[TASK DESCRIPTION]: Set the following entries down again exactly, line by line.

[RECORDED DATA]:
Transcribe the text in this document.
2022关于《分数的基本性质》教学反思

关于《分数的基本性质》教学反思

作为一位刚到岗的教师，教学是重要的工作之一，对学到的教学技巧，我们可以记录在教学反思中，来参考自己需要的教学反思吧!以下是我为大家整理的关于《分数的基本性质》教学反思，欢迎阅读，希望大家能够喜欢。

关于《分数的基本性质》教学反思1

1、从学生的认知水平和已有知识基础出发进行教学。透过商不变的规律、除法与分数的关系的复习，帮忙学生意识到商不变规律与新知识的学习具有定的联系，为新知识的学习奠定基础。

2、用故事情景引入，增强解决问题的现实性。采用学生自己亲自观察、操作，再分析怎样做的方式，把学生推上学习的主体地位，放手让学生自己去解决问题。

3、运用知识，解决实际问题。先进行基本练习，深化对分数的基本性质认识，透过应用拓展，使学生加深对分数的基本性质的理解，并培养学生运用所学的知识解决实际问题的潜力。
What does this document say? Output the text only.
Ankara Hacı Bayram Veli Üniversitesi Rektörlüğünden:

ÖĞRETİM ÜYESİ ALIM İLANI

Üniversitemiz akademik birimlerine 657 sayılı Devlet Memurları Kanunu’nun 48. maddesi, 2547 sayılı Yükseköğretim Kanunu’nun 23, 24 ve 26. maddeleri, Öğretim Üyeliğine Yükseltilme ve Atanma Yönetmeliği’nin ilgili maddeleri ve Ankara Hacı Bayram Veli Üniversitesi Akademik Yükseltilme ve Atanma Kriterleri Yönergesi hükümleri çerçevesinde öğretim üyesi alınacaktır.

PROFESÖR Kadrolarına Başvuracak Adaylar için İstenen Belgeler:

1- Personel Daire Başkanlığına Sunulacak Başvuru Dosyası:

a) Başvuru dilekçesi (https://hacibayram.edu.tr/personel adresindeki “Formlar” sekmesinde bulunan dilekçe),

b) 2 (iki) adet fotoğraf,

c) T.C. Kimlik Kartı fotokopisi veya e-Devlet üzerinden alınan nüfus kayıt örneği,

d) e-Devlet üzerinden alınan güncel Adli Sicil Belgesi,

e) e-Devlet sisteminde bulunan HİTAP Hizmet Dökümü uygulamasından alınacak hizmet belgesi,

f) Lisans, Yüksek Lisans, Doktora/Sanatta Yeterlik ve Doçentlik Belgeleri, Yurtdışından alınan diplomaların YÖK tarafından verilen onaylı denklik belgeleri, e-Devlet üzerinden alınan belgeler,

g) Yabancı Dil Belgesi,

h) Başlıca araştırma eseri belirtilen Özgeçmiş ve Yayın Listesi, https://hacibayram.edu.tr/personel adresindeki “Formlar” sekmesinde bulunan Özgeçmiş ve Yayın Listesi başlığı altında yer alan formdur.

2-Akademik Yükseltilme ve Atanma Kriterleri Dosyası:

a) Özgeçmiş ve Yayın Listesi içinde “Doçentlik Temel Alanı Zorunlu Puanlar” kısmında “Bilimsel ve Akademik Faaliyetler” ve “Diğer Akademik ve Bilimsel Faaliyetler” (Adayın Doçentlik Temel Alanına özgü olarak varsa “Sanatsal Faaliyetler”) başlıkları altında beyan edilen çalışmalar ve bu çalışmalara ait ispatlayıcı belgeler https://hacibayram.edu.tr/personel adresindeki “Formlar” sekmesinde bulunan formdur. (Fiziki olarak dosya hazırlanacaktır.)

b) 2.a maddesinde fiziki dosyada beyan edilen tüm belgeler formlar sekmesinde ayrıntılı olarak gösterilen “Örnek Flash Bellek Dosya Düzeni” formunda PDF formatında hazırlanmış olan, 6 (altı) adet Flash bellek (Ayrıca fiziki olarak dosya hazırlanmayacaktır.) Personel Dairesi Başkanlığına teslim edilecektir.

[WRITTEN REPLY]:
Transcribe the text in this document.
2022关于《分数的基本性质》教学反思

关于《分数的基本性质》教学反思

作为一位刚到岗的教师，教学是重要的工作之一，对学到的教学技巧，我们可以记录在教学反思中，来参考自己需要的教学反思吧!以下是我为大家整理的关于《分数的基本性质》教学反思，欢迎阅读，希望大家能够喜欢。

关于《分数的基本性质》教学反思1

1、从学生的认知水平和已有知识基础出发进行教学。透过商不变的规律、除法与分数的关系的复习，帮忙学生意识到商不变规律与新知识的学习具有定的联系，为新知识的学习奠定基础。

2、用故事情景引入，增强解决问题的现实性。采用学生自己亲自观察、操作，再分析怎样做的方式，把学生推上学习的主体地位，放手让学生自己去解决问题。

3、运用知识，解决实际问题。先进行基本练习，深化对分数的基本性质认识，透过应用拓展，使学生加深对分数的基本性质的理解，并培养学生运用所学的知识解决实际问题的潜力。
What does this document say? Output the text only.
Ankara Hacı Bayram Veli Üniversitesi Rektörlüğünden:

ÖĞRETİM ÜYESİ ALIM İLANI

Üniversitemiz akademik birimlerine 657 sayılı Devlet Memurları Kanunu’nun 48. maddesi, 2547 sayılı Yükseköğretim Kanunu’nun 23, 24 ve 26. maddeleri, Öğretim Üyeliğine Yükseltilme ve Atanma Yönetmeliği’nin ilgili maddeleri ve Ankara Hacı Bayram Veli Üniversitesi Akademik Yükseltilme ve Atanma Kriterleri Yönergesi hükümleri çerçevesinde öğretim üyesi alınacaktır.

PROFESÖR Kadrolarına Başvuracak Adaylar için İstenen Belgeler:

1- Personel Daire Başkanlığına Sunulacak Başvuru Dosyası:

a) Başvuru dilekçesi (https://hacibayram.edu.tr/personel adresindeki “Formlar” sekmesinde bulunan dilekçe),

b) 2 (iki) adet fotoğraf,

c) T.C. Kimlik Kartı fotokopisi veya e-Devlet üzerinden alınan nüfus kayıt örneği,

d) e-Devlet üzerinden alınan güncel Adli Sicil Belgesi,

e) e-Devlet sisteminde bulunan HİTAP Hizmet Dökümü uygulamasından alınacak hizmet belgesi,

f) Lisans, Yüksek Lisans, Doktora/Sanatta Yeterlik ve Doçentlik Belgeleri, Yurtdışından alınan diplomaların YÖK tarafından verilen onaylı denklik belgeleri, e-Devlet üzerinden alınan belgeler,

g) Yabancı Dil Belgesi,

h) Başlıca araştırma eseri belirtilen Özgeçmiş ve Yayın Listesi, https://hacibayram.edu.tr/personel adresindeki “Formlar” sekmesinde bulunan Özgeçmiş ve Yayın Listesi başlığı altında yer alan formdur.

2-Akademik Yükseltilme ve Atanma Kriterleri Dosyası:

a) Özgeçmiş ve Yayın Listesi içinde “Doçentlik Temel Alanı Zorunlu Puanlar” kısmında “Bilimsel ve Akademik Faaliyetler” ve “Diğer Akademik ve Bilimsel Faaliyetler” (Adayın Doçentlik Temel Alanına özgü olarak varsa “Sanatsal Faaliyetler”) başlıkları altında beyan edilen çalışmalar ve bu çalışmalara ait ispatlayıcı belgeler https://hacibayram.edu.tr/personel adresindeki “Formlar” sekmesinde bulunan formdur. (Fiziki olarak dosya hazırlanacaktır.)

b) 2.a maddesinde fiziki dosyada beyan edilen tüm belgeler formlar sekmesinde ayrıntılı olarak gösterilen “Örnek Flash Bellek Dosya Düzeni” formunda PDF formatında hazırlanmış olan, 6 (altı) adet Flash bellek (Ayrıca fiziki olarak dosya hazırlanmayacaktır.) Personel Dairesi Başkanlığına teslim edilecektir.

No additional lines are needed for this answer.